-- Supplied information --
————

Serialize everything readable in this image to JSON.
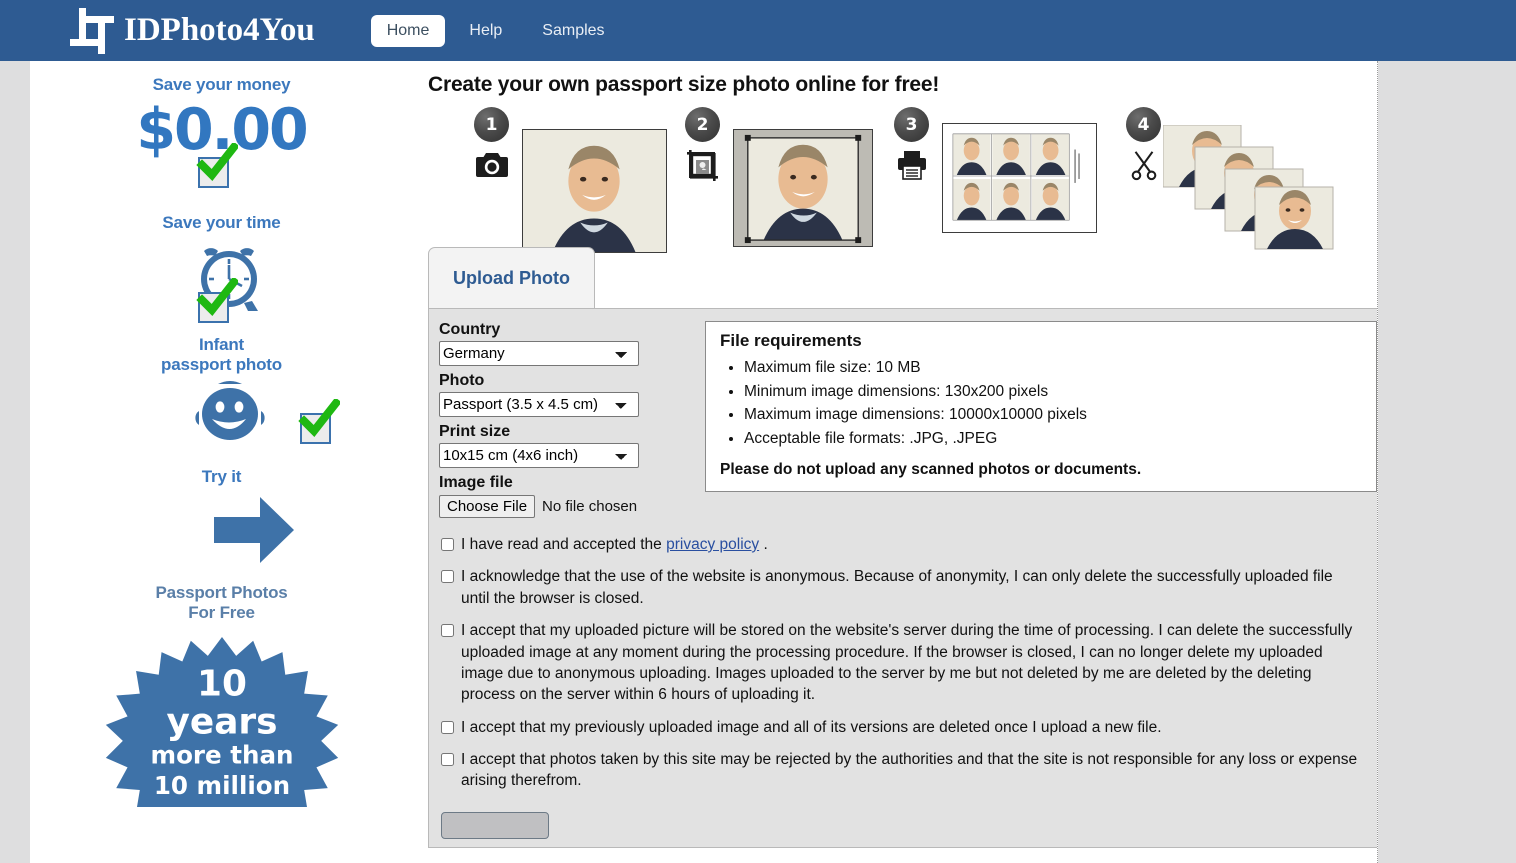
{
  "navbar": {
    "brand": "IDPhoto4You",
    "logo_icon": "crop-tool-icon",
    "links": [
      {
        "label": "Home",
        "active": true
      },
      {
        "label": "Help",
        "active": false
      },
      {
        "label": "Samples",
        "active": false
      }
    ]
  },
  "sidebar": {
    "blocks": [
      {
        "caption": "Save your money",
        "value": "$0.00",
        "icon": "dollar-amount",
        "checked": true
      },
      {
        "caption": "Save your time",
        "icon": "alarm-clock-icon",
        "checked": true
      },
      {
        "caption": "Infant\npassport photo",
        "caption_line1": "Infant",
        "caption_line2": "passport photo",
        "icon": "baby-face-icon",
        "checked": true
      },
      {
        "caption": "Try it",
        "icon": "right-arrow-icon",
        "checked": false
      }
    ],
    "footer_line1": "Passport Photos",
    "footer_line2": "For Free",
    "badge": {
      "line1": "10",
      "line2": "years",
      "line3": "more than",
      "line4": "10 million"
    }
  },
  "main": {
    "title": "Create your own passport size photo online for free!",
    "steps": [
      {
        "number": "1",
        "icon": "camera-icon"
      },
      {
        "number": "2",
        "icon": "crop-photo-icon"
      },
      {
        "number": "3",
        "icon": "printer-icon"
      },
      {
        "number": "4",
        "icon": "scissors-icon"
      }
    ],
    "tabs": [
      {
        "label": "Upload Photo",
        "active": true
      }
    ],
    "form": {
      "country_label": "Country",
      "country_value": "Germany",
      "country_options": [
        "Germany"
      ],
      "photo_label": "Photo",
      "photo_value": "Passport (3.5 x 4.5 cm)",
      "photo_options": [
        "Passport (3.5 x 4.5 cm)"
      ],
      "print_label": "Print size",
      "print_value": "10x15 cm (4x6 inch)",
      "print_options": [
        "10x15 cm (4x6 inch)"
      ],
      "file_label": "Image file",
      "choose_file_button": "Choose File",
      "no_file_text": "No file chosen"
    },
    "requirements": {
      "title": "File requirements",
      "items": [
        "Maximum file size: 10 MB",
        "Minimum image dimensions: 130x200 pixels",
        "Maximum image dimensions: 10000x10000 pixels",
        "Acceptable file formats: .JPG, .JPEG"
      ],
      "note": "Please do not upload any scanned photos or documents."
    },
    "consents": [
      {
        "pre": "I have read and accepted the ",
        "link": "privacy policy",
        "post": " .",
        "checked": false
      },
      {
        "text": "I acknowledge that the use of the website is anonymous. Because of anonymity, I can only delete the successfully uploaded file until the browser is closed.",
        "checked": false
      },
      {
        "text": "I accept that my uploaded picture will be stored on the website's server during the time of processing. I can delete the successfully uploaded image at any moment during the processing procedure. If the browser is closed, I can no longer delete my uploaded image due to anonymous uploading. Images uploaded to the server by me but not deleted by me are deleted by the deleting process on the server within 6 hours of uploading it.",
        "checked": false
      },
      {
        "text": "I accept that my previously uploaded image and all of its versions are deleted once I upload a new file.",
        "checked": false
      },
      {
        "text": "I accept that photos taken by this site may be rejected by the authorities and that the site is not responsible for any loss or expense arising therefrom.",
        "checked": false
      }
    ],
    "submit_label": ""
  },
  "colors": {
    "navbar": "#2e5b92",
    "accent_blue": "#3277c0",
    "check_green": "#1fb812",
    "panel_bg": "#e2e2e2",
    "page_bg": "#dededf"
  }
}
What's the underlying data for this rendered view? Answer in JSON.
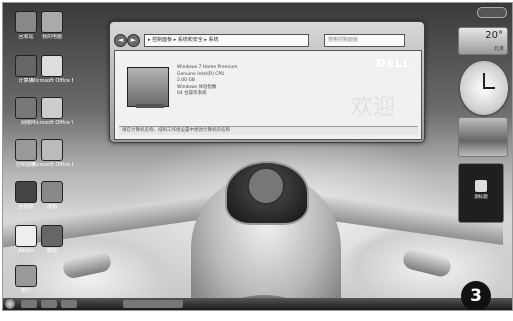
{
  "desktop_icons": [
    {
      "label": "回收站"
    },
    {
      "label": "我的电脑"
    },
    {
      "label": "计算机"
    },
    {
      "label": "Microsoft Office Exc..."
    },
    {
      "label": "网络"
    },
    {
      "label": "Microsoft Office Wor..."
    },
    {
      "label": "控制面板"
    },
    {
      "label": "Microsoft Office Pow..."
    },
    {
      "label": "回收站"
    },
    {
      "label": "搜狗"
    },
    {
      "label": "Adobe"
    },
    {
      "label": "帮助"
    },
    {
      "label": "用户"
    }
  ],
  "window": {
    "nav_back": "◄",
    "nav_forward": "►",
    "address": "▸ 控制面板 ▸ 系统和安全 ▸ 系统",
    "search_placeholder": "搜索控制面板",
    "brand": "DELL",
    "watermark": "欢迎",
    "info_lines": [
      "Windows 7 Home Premium",
      "Genuine Intel(R) CPU",
      "2.00 GB",
      "Windows 体验指数",
      "64 位操作系统"
    ],
    "status": "请在计算机名称、域和工作组设置中更改计算机的名称"
  },
  "gadgets": {
    "weather_temp": "20°",
    "weather_city": "北京",
    "rss_label": "源标题"
  },
  "badge_number": "3"
}
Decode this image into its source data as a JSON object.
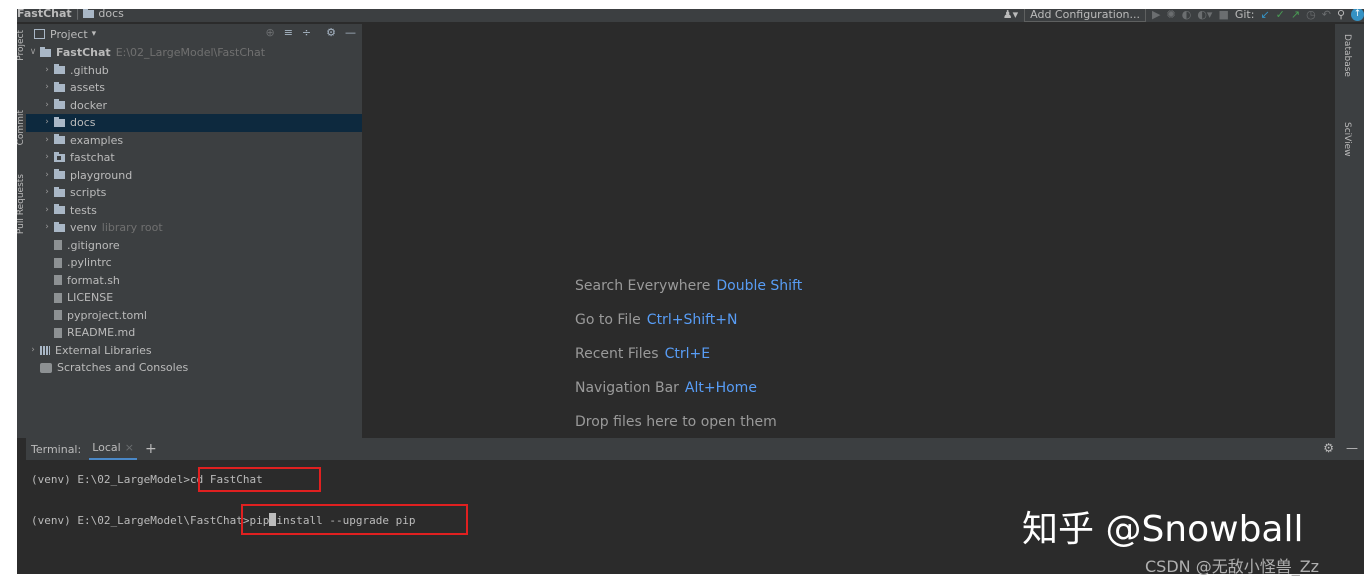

————

-- Exercise --
Exactly reproduce the entries above, minus the pictures.

-- Final result --
Serialize everything readable in this image to JSON.
{
  "navbar": {
    "brand": "IDPhoto4You",
    "logo_icon": "crop-tool-icon",
    "links": [
      {
        "label": "Home",
        "active": true
      },
      {
        "label": "Help",
        "active": false
      },
      {
        "label": "Samples",
        "active": false
      }
    ]
  },
  "sidebar": {
    "blocks": [
      {
        "caption": "Save your money",
        "value": "$0.00",
        "icon": "dollar-amount",
        "checked": true
      },
      {
        "caption": "Save your time",
        "icon": "alarm-clock-icon",
        "checked": true
      },
      {
        "caption": "Infant\npassport photo",
        "caption_line1": "Infant",
        "caption_line2": "passport photo",
        "icon": "baby-face-icon",
        "checked": true
      },
      {
        "caption": "Try it",
        "icon": "right-arrow-icon",
        "checked": false
      }
    ],
    "footer_line1": "Passport Photos",
    "footer_line2": "For Free",
    "badge": {
      "line1": "10",
      "line2": "years",
      "line3": "more than",
      "line4": "10 million"
    }
  },
  "main": {
    "title": "Create your own passport size photo online for free!",
    "steps": [
      {
        "number": "1",
        "icon": "camera-icon"
      },
      {
        "number": "2",
        "icon": "crop-photo-icon"
      },
      {
        "number": "3",
        "icon": "printer-icon"
      },
      {
        "number": "4",
        "icon": "scissors-icon"
      }
    ],
    "tabs": [
      {
        "label": "Upload Photo",
        "active": true
      }
    ],
    "form": {
      "country_label": "Country",
      "country_value": "Germany",
      "country_options": [
        "Germany"
      ],
      "photo_label": "Photo",
      "photo_value": "Passport (3.5 x 4.5 cm)",
      "photo_options": [
        "Passport (3.5 x 4.5 cm)"
      ],
      "print_label": "Print size",
      "print_value": "10x15 cm (4x6 inch)",
      "print_options": [
        "10x15 cm (4x6 inch)"
      ],
      "file_label": "Image file",
      "choose_file_button": "Choose File",
      "no_file_text": "No file chosen"
    },
    "requirements": {
      "title": "File requirements",
      "items": [
        "Maximum file size: 10 MB",
        "Minimum image dimensions: 130x200 pixels",
        "Maximum image dimensions: 10000x10000 pixels",
        "Acceptable file formats: .JPG, .JPEG"
      ],
      "note": "Please do not upload any scanned photos or documents."
    },
    "consents": [
      {
        "pre": "I have read and accepted the ",
        "link": "privacy policy",
        "post": " .",
        "checked": false
      },
      {
        "text": "I acknowledge that the use of the website is anonymous. Because of anonymity, I can only delete the successfully uploaded file until the browser is closed.",
        "checked": false
      },
      {
        "text": "I accept that my uploaded picture will be stored on the website's server during the time of processing. I can delete the successfully uploaded image at any moment during the processing procedure. If the browser is closed, I can no longer delete my uploaded image due to anonymous uploading. Images uploaded to the server by me but not deleted by me are deleted by the deleting process on the server within 6 hours of uploading it.",
        "checked": false
      },
      {
        "text": "I accept that my previously uploaded image and all of its versions are deleted once I upload a new file.",
        "checked": false
      },
      {
        "text": "I accept that photos taken by this site may be rejected by the authorities and that the site is not responsible for any loss or expense arising therefrom.",
        "checked": false
      }
    ],
    "submit_label": ""
  },
  "colors": {
    "navbar": "#2e5b92",
    "accent_blue": "#3277c0",
    "check_green": "#1fb812",
    "panel_bg": "#e2e2e2",
    "page_bg": "#dededf"
  }
}
What's the underlying data for this rendered view? Answer in JSON.
{
  "desktop_icons": [
    {
      "label": "回收站"
    },
    {
      "label": "我的电脑"
    },
    {
      "label": "计算机"
    },
    {
      "label": "Microsoft Office Exc..."
    },
    {
      "label": "网络"
    },
    {
      "label": "Microsoft Office Wor..."
    },
    {
      "label": "控制面板"
    },
    {
      "label": "Microsoft Office Pow..."
    },
    {
      "label": "回收站"
    },
    {
      "label": "搜狗"
    },
    {
      "label": "Adobe"
    },
    {
      "label": "帮助"
    },
    {
      "label": "用户"
    }
  ],
  "window": {
    "nav_back": "◄",
    "nav_forward": "►",
    "address": "▸ 控制面板 ▸ 系统和安全 ▸ 系统",
    "search_placeholder": "搜索控制面板",
    "brand": "DELL",
    "watermark": "欢迎",
    "info_lines": [
      "Windows 7 Home Premium",
      "Genuine Intel(R) CPU",
      "2.00 GB",
      "Windows 体验指数",
      "64 位操作系统"
    ],
    "status": "请在计算机名称、域和工作组设置中更改计算机的名称"
  },
  "gadgets": {
    "weather_temp": "20°",
    "weather_city": "北京",
    "rss_label": "源标题"
  },
  "badge_number": "3"
}
Decode this image into its source data as a JSON object.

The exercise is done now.